Instructions to follow:
Find "Convert this screenshot" in the material below, then copy that line and every subsequent line to the end, exactly.

Start of Data excerpts

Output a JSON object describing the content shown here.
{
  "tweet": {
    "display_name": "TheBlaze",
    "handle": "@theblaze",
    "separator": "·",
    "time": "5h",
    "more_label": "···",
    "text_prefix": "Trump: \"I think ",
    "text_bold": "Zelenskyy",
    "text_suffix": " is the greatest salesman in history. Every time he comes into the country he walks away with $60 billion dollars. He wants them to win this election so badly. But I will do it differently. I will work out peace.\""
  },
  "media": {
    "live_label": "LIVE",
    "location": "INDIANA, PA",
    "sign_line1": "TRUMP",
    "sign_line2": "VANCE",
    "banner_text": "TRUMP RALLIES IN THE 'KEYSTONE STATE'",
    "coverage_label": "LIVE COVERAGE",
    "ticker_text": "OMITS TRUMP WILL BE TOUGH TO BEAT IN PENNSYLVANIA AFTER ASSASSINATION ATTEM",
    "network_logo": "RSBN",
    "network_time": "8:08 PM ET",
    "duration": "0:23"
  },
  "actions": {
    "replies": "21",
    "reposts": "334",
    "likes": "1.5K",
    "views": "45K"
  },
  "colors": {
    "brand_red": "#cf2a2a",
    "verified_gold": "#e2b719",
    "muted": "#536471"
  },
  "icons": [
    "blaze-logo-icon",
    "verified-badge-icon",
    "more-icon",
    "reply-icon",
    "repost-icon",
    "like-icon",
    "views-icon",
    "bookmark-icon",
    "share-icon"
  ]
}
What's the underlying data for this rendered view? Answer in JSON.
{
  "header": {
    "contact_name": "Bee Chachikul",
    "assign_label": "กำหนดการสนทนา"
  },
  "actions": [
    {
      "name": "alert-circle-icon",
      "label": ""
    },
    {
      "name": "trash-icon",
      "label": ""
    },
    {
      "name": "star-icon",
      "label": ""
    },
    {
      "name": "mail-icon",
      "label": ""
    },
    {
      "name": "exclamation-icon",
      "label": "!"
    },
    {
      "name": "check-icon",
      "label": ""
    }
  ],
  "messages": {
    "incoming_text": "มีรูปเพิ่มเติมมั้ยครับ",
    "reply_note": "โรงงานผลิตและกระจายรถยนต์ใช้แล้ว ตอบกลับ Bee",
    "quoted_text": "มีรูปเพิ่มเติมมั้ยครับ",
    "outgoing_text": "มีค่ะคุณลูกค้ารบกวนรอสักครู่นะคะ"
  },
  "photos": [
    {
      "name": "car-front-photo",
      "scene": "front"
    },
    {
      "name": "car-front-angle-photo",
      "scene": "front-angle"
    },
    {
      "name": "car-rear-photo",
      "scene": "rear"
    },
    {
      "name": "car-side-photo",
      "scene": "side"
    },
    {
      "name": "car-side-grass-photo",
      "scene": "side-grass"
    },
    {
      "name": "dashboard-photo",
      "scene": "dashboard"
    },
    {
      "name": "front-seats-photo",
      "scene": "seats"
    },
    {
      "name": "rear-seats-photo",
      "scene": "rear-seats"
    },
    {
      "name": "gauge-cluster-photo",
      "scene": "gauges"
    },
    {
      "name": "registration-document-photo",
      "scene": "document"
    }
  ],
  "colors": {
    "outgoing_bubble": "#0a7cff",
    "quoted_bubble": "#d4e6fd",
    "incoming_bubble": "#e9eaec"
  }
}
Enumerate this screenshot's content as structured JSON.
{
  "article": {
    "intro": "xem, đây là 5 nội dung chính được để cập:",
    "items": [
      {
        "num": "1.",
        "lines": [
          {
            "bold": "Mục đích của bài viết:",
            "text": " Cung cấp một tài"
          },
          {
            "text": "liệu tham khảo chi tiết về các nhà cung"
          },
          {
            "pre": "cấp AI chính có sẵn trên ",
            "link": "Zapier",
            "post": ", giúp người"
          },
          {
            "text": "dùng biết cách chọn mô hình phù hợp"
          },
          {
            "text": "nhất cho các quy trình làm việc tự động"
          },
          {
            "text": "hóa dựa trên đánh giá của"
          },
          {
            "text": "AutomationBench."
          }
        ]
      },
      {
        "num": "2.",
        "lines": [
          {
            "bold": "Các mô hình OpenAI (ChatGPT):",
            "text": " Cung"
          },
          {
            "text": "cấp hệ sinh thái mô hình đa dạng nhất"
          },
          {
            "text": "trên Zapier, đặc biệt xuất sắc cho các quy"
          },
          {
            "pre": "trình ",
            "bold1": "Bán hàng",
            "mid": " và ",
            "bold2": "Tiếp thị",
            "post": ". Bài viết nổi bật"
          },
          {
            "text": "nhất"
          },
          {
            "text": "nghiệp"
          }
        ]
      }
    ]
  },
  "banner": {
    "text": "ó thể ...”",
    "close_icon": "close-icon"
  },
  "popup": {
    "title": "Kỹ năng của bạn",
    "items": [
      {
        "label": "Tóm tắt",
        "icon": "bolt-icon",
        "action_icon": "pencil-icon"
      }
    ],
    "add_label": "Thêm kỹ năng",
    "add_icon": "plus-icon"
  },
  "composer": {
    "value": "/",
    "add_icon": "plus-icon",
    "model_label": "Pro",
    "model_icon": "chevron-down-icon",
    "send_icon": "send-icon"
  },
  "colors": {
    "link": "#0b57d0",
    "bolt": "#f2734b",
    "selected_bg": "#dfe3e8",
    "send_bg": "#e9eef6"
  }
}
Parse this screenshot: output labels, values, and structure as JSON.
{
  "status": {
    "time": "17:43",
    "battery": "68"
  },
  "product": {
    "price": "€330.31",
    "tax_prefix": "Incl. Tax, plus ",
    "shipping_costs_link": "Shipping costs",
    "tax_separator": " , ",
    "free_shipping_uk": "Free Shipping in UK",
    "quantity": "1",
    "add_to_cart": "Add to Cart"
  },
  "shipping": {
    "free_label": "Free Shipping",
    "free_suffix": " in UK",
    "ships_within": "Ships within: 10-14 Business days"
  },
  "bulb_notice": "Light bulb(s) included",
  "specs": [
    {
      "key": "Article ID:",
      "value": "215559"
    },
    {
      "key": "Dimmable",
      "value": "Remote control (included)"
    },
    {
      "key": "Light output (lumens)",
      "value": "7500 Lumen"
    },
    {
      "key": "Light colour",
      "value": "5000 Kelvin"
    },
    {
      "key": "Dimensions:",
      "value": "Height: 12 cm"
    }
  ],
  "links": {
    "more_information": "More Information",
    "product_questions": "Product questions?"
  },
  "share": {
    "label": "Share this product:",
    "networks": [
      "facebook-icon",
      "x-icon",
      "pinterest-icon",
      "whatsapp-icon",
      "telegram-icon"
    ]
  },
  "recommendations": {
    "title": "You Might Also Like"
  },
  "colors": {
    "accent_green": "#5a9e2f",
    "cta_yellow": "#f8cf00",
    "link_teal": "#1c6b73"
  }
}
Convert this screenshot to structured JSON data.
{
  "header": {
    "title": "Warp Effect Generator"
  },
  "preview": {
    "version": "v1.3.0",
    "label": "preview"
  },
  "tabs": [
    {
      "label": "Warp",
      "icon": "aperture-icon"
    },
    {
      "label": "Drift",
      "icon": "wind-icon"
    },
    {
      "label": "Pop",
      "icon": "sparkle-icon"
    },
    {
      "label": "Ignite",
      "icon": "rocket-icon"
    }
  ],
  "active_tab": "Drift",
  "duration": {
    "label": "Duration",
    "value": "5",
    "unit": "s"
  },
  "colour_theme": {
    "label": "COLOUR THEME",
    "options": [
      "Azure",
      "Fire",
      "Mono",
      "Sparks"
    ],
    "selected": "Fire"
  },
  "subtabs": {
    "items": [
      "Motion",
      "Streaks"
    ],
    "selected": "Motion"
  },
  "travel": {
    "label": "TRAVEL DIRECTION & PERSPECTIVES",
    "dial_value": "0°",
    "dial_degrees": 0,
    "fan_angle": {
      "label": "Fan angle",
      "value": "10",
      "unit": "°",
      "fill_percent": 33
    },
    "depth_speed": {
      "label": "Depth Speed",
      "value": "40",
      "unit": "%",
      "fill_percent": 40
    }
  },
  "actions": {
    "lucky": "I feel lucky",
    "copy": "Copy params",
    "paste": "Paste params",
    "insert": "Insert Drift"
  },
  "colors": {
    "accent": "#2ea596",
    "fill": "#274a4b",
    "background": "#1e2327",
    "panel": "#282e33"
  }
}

End of Data excerpts

Exercise solution:
Convert this screenshot to structured JSON data.
{
  "header": {
    "title": "Warp Effect Generator"
  },
  "preview": {
    "version": "v1.3.0",
    "label": "preview"
  },
  "tabs": [
    {
      "label": "Warp",
      "icon": "aperture-icon"
    },
    {
      "label": "Drift",
      "icon": "wind-icon"
    },
    {
      "label": "Pop",
      "icon": "sparkle-icon"
    },
    {
      "label": "Ignite",
      "icon": "rocket-icon"
    }
  ],
  "active_tab": "Drift",
  "duration": {
    "label": "Duration",
    "value": "5",
    "unit": "s"
  },
  "colour_theme": {
    "label": "COLOUR THEME",
    "options": [
      "Azure",
      "Fire",
      "Mono",
      "Sparks"
    ],
    "selected": "Fire"
  },
  "subtabs": {
    "items": [
      "Motion",
      "Streaks"
    ],
    "selected": "Motion"
  },
  "travel": {
    "label": "TRAVEL DIRECTION & PERSPECTIVES",
    "dial_value": "0°",
    "dial_degrees": 0,
    "fan_angle": {
      "label": "Fan angle",
      "value": "10",
      "unit": "°",
      "fill_percent": 33
    },
    "depth_speed": {
      "label": "Depth Speed",
      "value": "40",
      "unit": "%",
      "fill_percent": 40
    }
  },
  "actions": {
    "lucky": "I feel lucky",
    "copy": "Copy params",
    "paste": "Paste params",
    "insert": "Insert Drift"
  },
  "colors": {
    "accent": "#2ea596",
    "fill": "#274a4b",
    "background": "#1e2327",
    "panel": "#282e33"
  }
}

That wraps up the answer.